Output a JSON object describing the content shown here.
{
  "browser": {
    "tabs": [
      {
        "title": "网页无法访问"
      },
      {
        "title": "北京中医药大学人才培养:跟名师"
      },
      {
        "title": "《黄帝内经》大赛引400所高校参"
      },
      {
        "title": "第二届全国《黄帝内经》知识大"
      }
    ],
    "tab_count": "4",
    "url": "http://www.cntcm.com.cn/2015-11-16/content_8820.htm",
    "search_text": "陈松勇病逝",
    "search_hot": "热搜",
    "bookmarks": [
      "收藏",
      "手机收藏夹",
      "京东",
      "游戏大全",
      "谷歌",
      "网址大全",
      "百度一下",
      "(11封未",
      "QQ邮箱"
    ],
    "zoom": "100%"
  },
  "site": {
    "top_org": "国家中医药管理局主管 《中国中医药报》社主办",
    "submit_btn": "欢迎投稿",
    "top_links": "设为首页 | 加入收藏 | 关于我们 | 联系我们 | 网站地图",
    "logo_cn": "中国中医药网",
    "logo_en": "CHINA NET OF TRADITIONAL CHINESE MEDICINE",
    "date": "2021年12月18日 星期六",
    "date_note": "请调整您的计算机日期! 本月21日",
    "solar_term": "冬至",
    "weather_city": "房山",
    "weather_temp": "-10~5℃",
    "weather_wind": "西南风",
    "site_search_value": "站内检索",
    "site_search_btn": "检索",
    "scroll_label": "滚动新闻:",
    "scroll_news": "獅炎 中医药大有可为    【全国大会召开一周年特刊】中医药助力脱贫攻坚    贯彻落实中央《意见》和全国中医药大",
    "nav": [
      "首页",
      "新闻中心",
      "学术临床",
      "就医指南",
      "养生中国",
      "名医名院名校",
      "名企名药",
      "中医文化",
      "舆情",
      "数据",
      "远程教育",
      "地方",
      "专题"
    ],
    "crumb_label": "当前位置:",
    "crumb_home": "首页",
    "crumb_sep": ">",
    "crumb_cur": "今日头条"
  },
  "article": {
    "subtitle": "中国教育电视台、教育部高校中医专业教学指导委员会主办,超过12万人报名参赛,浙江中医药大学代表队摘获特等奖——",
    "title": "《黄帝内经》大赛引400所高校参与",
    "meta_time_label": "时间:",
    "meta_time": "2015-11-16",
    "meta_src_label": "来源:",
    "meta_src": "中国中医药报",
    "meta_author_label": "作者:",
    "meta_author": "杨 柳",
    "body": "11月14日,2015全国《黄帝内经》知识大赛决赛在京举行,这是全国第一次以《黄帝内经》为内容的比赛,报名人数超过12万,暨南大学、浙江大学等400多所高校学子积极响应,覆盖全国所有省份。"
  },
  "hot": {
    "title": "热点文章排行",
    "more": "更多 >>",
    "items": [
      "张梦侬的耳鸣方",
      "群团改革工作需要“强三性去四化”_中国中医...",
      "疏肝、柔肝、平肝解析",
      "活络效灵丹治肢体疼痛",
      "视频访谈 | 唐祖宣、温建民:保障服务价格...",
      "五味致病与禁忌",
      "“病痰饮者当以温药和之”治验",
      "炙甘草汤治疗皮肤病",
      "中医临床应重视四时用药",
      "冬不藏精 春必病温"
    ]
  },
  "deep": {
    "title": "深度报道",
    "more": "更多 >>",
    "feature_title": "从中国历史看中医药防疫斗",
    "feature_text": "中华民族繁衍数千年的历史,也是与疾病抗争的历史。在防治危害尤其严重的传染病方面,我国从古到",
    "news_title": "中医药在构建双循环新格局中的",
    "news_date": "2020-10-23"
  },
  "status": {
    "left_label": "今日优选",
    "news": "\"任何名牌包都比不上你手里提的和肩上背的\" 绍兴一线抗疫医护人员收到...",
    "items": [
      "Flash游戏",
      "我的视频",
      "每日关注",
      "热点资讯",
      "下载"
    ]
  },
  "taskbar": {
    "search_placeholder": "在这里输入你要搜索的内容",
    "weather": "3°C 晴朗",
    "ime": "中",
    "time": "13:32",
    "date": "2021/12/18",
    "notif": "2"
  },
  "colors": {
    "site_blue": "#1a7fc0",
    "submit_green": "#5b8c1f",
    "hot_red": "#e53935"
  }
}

------------------------------------------------

## GOAL
Show every line of the records above that contains the word "黄帝内经".

## ANSWER
        "title": "《黄帝内经》大赛引400所高校参"
        "title": "第二届全国《黄帝内经》知识大"
    "title": "《黄帝内经》大赛引400所高校参与",
    "body": "11月14日,2015全国《黄帝内经》知识大赛决赛在京举行,这是全国第一次以《黄帝内经》为内容的比赛,报名人数超过12万,暨南大学、浙江大学等400多所高校学子积极响应,覆盖全国所有省份。"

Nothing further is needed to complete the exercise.